▸ **AIM OF THE TASK**
Return each entry exactly, omitting nothing.
-- BEGIN INPUT --
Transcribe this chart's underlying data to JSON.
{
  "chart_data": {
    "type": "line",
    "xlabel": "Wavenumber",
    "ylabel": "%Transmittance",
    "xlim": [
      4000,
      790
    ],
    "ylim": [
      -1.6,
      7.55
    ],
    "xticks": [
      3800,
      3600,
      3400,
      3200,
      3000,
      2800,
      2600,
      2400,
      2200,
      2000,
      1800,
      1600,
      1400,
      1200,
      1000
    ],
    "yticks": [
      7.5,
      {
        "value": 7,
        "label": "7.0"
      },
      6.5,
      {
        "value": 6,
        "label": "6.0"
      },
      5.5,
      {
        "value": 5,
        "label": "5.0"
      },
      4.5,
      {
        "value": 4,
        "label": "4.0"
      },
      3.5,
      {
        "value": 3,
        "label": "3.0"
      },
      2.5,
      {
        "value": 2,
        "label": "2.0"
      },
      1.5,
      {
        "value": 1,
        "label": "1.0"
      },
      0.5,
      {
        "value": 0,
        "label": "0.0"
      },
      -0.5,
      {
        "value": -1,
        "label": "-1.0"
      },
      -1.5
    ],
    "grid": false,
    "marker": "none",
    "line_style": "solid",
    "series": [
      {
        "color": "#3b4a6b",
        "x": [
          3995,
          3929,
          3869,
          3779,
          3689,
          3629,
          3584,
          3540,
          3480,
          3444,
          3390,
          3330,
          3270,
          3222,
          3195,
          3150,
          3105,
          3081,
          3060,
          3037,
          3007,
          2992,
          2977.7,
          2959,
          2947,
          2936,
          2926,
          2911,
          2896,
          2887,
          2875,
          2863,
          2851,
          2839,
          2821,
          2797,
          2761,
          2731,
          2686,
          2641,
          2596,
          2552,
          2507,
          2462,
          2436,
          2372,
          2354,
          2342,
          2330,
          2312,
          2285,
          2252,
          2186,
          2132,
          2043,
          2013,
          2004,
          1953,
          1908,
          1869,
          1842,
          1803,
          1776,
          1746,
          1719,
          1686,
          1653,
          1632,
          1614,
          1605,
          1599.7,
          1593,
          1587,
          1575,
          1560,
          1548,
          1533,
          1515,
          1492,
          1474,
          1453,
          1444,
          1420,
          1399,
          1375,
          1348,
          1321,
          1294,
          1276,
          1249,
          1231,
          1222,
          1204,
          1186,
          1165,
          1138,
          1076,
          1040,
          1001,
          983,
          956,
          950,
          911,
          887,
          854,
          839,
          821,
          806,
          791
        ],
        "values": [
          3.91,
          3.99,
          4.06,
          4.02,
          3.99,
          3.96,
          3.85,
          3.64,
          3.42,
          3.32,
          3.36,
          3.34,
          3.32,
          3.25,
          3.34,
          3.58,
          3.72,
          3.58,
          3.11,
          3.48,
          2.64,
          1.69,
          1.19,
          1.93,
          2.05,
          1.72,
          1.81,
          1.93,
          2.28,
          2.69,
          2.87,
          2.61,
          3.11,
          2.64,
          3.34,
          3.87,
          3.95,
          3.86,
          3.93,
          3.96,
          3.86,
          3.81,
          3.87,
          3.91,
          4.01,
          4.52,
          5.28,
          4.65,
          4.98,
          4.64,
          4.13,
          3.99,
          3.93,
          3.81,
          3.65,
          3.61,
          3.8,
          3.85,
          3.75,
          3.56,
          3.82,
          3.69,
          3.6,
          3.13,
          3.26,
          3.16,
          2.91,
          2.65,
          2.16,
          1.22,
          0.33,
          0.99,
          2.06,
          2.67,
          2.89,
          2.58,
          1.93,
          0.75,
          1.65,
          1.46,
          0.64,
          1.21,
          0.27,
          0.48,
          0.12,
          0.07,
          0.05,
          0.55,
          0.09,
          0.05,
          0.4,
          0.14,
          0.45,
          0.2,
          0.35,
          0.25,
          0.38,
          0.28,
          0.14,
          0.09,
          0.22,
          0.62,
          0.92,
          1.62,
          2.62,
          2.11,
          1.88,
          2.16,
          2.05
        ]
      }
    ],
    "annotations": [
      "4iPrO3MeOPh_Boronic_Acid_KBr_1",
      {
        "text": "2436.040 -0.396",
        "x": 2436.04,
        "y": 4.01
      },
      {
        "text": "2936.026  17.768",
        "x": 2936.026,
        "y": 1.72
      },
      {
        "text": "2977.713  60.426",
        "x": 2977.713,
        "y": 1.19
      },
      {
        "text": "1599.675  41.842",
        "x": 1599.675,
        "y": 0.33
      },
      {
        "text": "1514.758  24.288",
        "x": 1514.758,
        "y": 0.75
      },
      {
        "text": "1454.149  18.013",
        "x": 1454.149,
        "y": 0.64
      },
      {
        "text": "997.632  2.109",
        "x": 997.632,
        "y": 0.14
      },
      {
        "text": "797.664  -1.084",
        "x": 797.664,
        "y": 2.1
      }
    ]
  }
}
-- END INPUT --
▸ **FINISHED ANSWER**
Transcribe this chart's underlying data to JSON.
{
  "chart_data": {
    "type": "line",
    "xlabel": "Wavenumber",
    "ylabel": "%Transmittance",
    "xlim": [
      4000,
      790
    ],
    "ylim": [
      -1.6,
      7.55
    ],
    "xticks": [
      3800,
      3600,
      3400,
      3200,
      3000,
      2800,
      2600,
      2400,
      2200,
      2000,
      1800,
      1600,
      1400,
      1200,
      1000
    ],
    "yticks": [
      7.5,
      {
        "value": 7,
        "label": "7.0"
      },
      6.5,
      {
        "value": 6,
        "label": "6.0"
      },
      5.5,
      {
        "value": 5,
        "label": "5.0"
      },
      4.5,
      {
        "value": 4,
        "label": "4.0"
      },
      3.5,
      {
        "value": 3,
        "label": "3.0"
      },
      2.5,
      {
        "value": 2,
        "label": "2.0"
      },
      1.5,
      {
        "value": 1,
        "label": "1.0"
      },
      0.5,
      {
        "value": 0,
        "label": "0.0"
      },
      -0.5,
      {
        "value": -1,
        "label": "-1.0"
      },
      -1.5
    ],
    "grid": false,
    "marker": "none",
    "line_style": "solid",
    "series": [
      {
        "color": "#3b4a6b",
        "x": [
          3995,
          3929,
          3869,
          3779,
          3689,
          3629,
          3584,
          3540,
          3480,
          3444,
          3390,
          3330,
          3270,
          3222,
          3195,
          3150,
          3105,
          3081,
          3060,
          3037,
          3007,
          2992,
          2977.7,
          2959,
          2947,
          2936,
          2926,
          2911,
          2896,
          2887,
          2875,
          2863,
          2851,
          2839,
          2821,
          2797,
          2761,
          2731,
          2686,
          2641,
          2596,
          2552,
          2507,
          2462,
          2436,
          2372,
          2354,
          2342,
          2330,
          2312,
          2285,
          2252,
          2186,
          2132,
          2043,
          2013,
          2004,
          1953,
          1908,
          1869,
          1842,
          1803,
          1776,
          1746,
          1719,
          1686,
          1653,
          1632,
          1614,
          1605,
          1599.7,
          1593,
          1587,
          1575,
          1560,
          1548,
          1533,
          1515,
          1492,
          1474,
          1453,
          1444,
          1420,
          1399,
          1375,
          1348,
          1321,
          1294,
          1276,
          1249,
          1231,
          1222,
          1204,
          1186,
          1165,
          1138,
          1076,
          1040,
          1001,
          983,
          956,
          950,
          911,
          887,
          854,
          839,
          821,
          806,
          791
        ],
        "values": [
          3.91,
          3.99,
          4.06,
          4.02,
          3.99,
          3.96,
          3.85,
          3.64,
          3.42,
          3.32,
          3.36,
          3.34,
          3.32,
          3.25,
          3.34,
          3.58,
          3.72,
          3.58,
          3.11,
          3.48,
          2.64,
          1.69,
          1.19,
          1.93,
          2.05,
          1.72,
          1.81,
          1.93,
          2.28,
          2.69,
          2.87,
          2.61,
          3.11,
          2.64,
          3.34,
          3.87,
          3.95,
          3.86,
          3.93,
          3.96,
          3.86,
          3.81,
          3.87,
          3.91,
          4.01,
          4.52,
          5.28,
          4.65,
          4.98,
          4.64,
          4.13,
          3.99,
          3.93,
          3.81,
          3.65,
          3.61,
          3.8,
          3.85,
          3.75,
          3.56,
          3.82,
          3.69,
          3.6,
          3.13,
          3.26,
          3.16,
          2.91,
          2.65,
          2.16,
          1.22,
          0.33,
          0.99,
          2.06,
          2.67,
          2.89,
          2.58,
          1.93,
          0.75,
          1.65,
          1.46,
          0.64,
          1.21,
          0.27,
          0.48,
          0.12,
          0.07,
          0.05,
          0.55,
          0.09,
          0.05,
          0.4,
          0.14,
          0.45,
          0.2,
          0.35,
          0.25,
          0.38,
          0.28,
          0.14,
          0.09,
          0.22,
          0.62,
          0.92,
          1.62,
          2.62,
          2.11,
          1.88,
          2.16,
          2.05
        ]
      }
    ],
    "annotations": [
      "4iPrO3MeOPh_Boronic_Acid_KBr_1",
      {
        "text": "2436.040 -0.396",
        "x": 2436.04,
        "y": 4.01
      },
      {
        "text": "2936.026  17.768",
        "x": 2936.026,
        "y": 1.72
      },
      {
        "text": "2977.713  60.426",
        "x": 2977.713,
        "y": 1.19
      },
      {
        "text": "1599.675  41.842",
        "x": 1599.675,
        "y": 0.33
      },
      {
        "text": "1514.758  24.288",
        "x": 1514.758,
        "y": 0.75
      },
      {
        "text": "1454.149  18.013",
        "x": 1454.149,
        "y": 0.64
      },
      {
        "text": "997.632  2.109",
        "x": 997.632,
        "y": 0.14
      },
      {
        "text": "797.664  -1.084",
        "x": 797.664,
        "y": 2.1
      }
    ]
  }
}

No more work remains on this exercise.